>> Start RECORDS FOR THIS EXERCISE

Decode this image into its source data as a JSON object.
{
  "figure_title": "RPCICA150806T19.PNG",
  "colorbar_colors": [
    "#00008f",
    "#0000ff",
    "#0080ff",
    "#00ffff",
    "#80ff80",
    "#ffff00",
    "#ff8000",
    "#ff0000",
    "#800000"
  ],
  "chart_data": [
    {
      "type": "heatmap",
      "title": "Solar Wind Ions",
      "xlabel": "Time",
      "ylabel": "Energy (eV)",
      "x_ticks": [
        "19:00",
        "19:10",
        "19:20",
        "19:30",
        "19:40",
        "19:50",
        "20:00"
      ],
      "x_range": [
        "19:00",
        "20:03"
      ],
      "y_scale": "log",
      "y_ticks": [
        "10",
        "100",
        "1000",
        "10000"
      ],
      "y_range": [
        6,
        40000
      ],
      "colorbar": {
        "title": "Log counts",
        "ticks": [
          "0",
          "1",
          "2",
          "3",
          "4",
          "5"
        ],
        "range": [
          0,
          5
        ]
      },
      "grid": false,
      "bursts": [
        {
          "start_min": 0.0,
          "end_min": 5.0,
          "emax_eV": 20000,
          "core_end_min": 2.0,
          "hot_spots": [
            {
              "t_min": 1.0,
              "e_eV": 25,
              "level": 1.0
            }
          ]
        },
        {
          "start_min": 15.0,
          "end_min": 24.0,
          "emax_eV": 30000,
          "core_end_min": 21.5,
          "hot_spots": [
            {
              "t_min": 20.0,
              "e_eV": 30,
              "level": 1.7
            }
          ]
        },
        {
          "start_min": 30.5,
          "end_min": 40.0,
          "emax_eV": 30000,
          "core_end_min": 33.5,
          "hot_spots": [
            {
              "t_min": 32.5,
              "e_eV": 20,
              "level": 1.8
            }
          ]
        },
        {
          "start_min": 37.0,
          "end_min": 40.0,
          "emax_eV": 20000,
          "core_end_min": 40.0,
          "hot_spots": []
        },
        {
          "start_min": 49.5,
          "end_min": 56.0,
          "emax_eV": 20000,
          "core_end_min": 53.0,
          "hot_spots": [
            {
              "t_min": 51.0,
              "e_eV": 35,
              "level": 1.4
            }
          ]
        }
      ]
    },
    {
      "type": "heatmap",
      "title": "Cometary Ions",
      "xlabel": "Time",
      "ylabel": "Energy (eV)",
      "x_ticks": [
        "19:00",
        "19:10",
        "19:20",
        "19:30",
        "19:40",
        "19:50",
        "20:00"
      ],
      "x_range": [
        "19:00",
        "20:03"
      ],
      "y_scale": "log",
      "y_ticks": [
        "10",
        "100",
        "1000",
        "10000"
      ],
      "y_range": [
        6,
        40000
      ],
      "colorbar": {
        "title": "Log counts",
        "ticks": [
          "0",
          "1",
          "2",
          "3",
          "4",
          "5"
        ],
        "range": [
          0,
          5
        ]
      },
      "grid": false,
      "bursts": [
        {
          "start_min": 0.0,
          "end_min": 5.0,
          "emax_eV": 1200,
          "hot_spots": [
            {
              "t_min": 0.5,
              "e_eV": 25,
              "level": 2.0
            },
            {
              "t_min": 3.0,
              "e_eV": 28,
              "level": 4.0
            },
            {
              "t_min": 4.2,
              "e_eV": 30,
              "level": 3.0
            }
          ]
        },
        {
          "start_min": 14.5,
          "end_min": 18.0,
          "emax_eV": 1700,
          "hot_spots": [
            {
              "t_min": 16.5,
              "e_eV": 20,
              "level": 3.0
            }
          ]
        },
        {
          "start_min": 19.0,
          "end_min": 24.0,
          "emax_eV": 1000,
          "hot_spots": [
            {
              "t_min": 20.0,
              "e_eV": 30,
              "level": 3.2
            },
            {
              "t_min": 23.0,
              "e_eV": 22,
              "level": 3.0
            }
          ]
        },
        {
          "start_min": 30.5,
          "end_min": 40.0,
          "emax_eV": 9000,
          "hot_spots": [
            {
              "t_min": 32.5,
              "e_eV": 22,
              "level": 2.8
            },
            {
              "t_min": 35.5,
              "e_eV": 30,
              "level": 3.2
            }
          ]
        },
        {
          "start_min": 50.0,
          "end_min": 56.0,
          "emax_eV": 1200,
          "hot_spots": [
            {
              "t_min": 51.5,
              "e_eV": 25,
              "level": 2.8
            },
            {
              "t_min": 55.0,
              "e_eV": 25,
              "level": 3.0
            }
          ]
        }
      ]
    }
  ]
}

>> End RECORDS FOR THIS EXERCISE

**GIVEN INSTRUCTION**: Provide an exact reproduction of all the entries shown above.

**THE OUTPUT**:
Decode this image into its source data as a JSON object.
{
  "figure_title": "RPCICA150806T19.PNG",
  "colorbar_colors": [
    "#00008f",
    "#0000ff",
    "#0080ff",
    "#00ffff",
    "#80ff80",
    "#ffff00",
    "#ff8000",
    "#ff0000",
    "#800000"
  ],
  "chart_data": [
    {
      "type": "heatmap",
      "title": "Solar Wind Ions",
      "xlabel": "Time",
      "ylabel": "Energy (eV)",
      "x_ticks": [
        "19:00",
        "19:10",
        "19:20",
        "19:30",
        "19:40",
        "19:50",
        "20:00"
      ],
      "x_range": [
        "19:00",
        "20:03"
      ],
      "y_scale": "log",
      "y_ticks": [
        "10",
        "100",
        "1000",
        "10000"
      ],
      "y_range": [
        6,
        40000
      ],
      "colorbar": {
        "title": "Log counts",
        "ticks": [
          "0",
          "1",
          "2",
          "3",
          "4",
          "5"
        ],
        "range": [
          0,
          5
        ]
      },
      "grid": false,
      "bursts": [
        {
          "start_min": 0.0,
          "end_min": 5.0,
          "emax_eV": 20000,
          "core_end_min": 2.0,
          "hot_spots": [
            {
              "t_min": 1.0,
              "e_eV": 25,
              "level": 1.0
            }
          ]
        },
        {
          "start_min": 15.0,
          "end_min": 24.0,
          "emax_eV": 30000,
          "core_end_min": 21.5,
          "hot_spots": [
            {
              "t_min": 20.0,
              "e_eV": 30,
              "level": 1.7
            }
          ]
        },
        {
          "start_min": 30.5,
          "end_min": 40.0,
          "emax_eV": 30000,
          "core_end_min": 33.5,
          "hot_spots": [
            {
              "t_min": 32.5,
              "e_eV": 20,
              "level": 1.8
            }
          ]
        },
        {
          "start_min": 37.0,
          "end_min": 40.0,
          "emax_eV": 20000,
          "core_end_min": 40.0,
          "hot_spots": []
        },
        {
          "start_min": 49.5,
          "end_min": 56.0,
          "emax_eV": 20000,
          "core_end_min": 53.0,
          "hot_spots": [
            {
              "t_min": 51.0,
              "e_eV": 35,
              "level": 1.4
            }
          ]
        }
      ]
    },
    {
      "type": "heatmap",
      "title": "Cometary Ions",
      "xlabel": "Time",
      "ylabel": "Energy (eV)",
      "x_ticks": [
        "19:00",
        "19:10",
        "19:20",
        "19:30",
        "19:40",
        "19:50",
        "20:00"
      ],
      "x_range": [
        "19:00",
        "20:03"
      ],
      "y_scale": "log",
      "y_ticks": [
        "10",
        "100",
        "1000",
        "10000"
      ],
      "y_range": [
        6,
        40000
      ],
      "colorbar": {
        "title": "Log counts",
        "ticks": [
          "0",
          "1",
          "2",
          "3",
          "4",
          "5"
        ],
        "range": [
          0,
          5
        ]
      },
      "grid": false,
      "bursts": [
        {
          "start_min": 0.0,
          "end_min": 5.0,
          "emax_eV": 1200,
          "hot_spots": [
            {
              "t_min": 0.5,
              "e_eV": 25,
              "level": 2.0
            },
            {
              "t_min": 3.0,
              "e_eV": 28,
              "level": 4.0
            },
            {
              "t_min": 4.2,
              "e_eV": 30,
              "level": 3.0
            }
          ]
        },
        {
          "start_min": 14.5,
          "end_min": 18.0,
          "emax_eV": 1700,
          "hot_spots": [
            {
              "t_min": 16.5,
              "e_eV": 20,
              "level": 3.0
            }
          ]
        },
        {
          "start_min": 19.0,
          "end_min": 24.0,
          "emax_eV": 1000,
          "hot_spots": [
            {
              "t_min": 20.0,
              "e_eV": 30,
              "level": 3.2
            },
            {
              "t_min": 23.0,
              "e_eV": 22,
              "level": 3.0
            }
          ]
        },
        {
          "start_min": 30.5,
          "end_min": 40.0,
          "emax_eV": 9000,
          "hot_spots": [
            {
              "t_min": 32.5,
              "e_eV": 22,
              "level": 2.8
            },
            {
              "t_min": 35.5,
              "e_eV": 30,
              "level": 3.2
            }
          ]
        },
        {
          "start_min": 50.0,
          "end_min": 56.0,
          "emax_eV": 1200,
          "hot_spots": [
            {
              "t_min": 51.5,
              "e_eV": 25,
              "level": 2.8
            },
            {
              "t_min": 55.0,
              "e_eV": 25,
              "level": 3.0
            }
          ]
        }
      ]
    }
  ]
}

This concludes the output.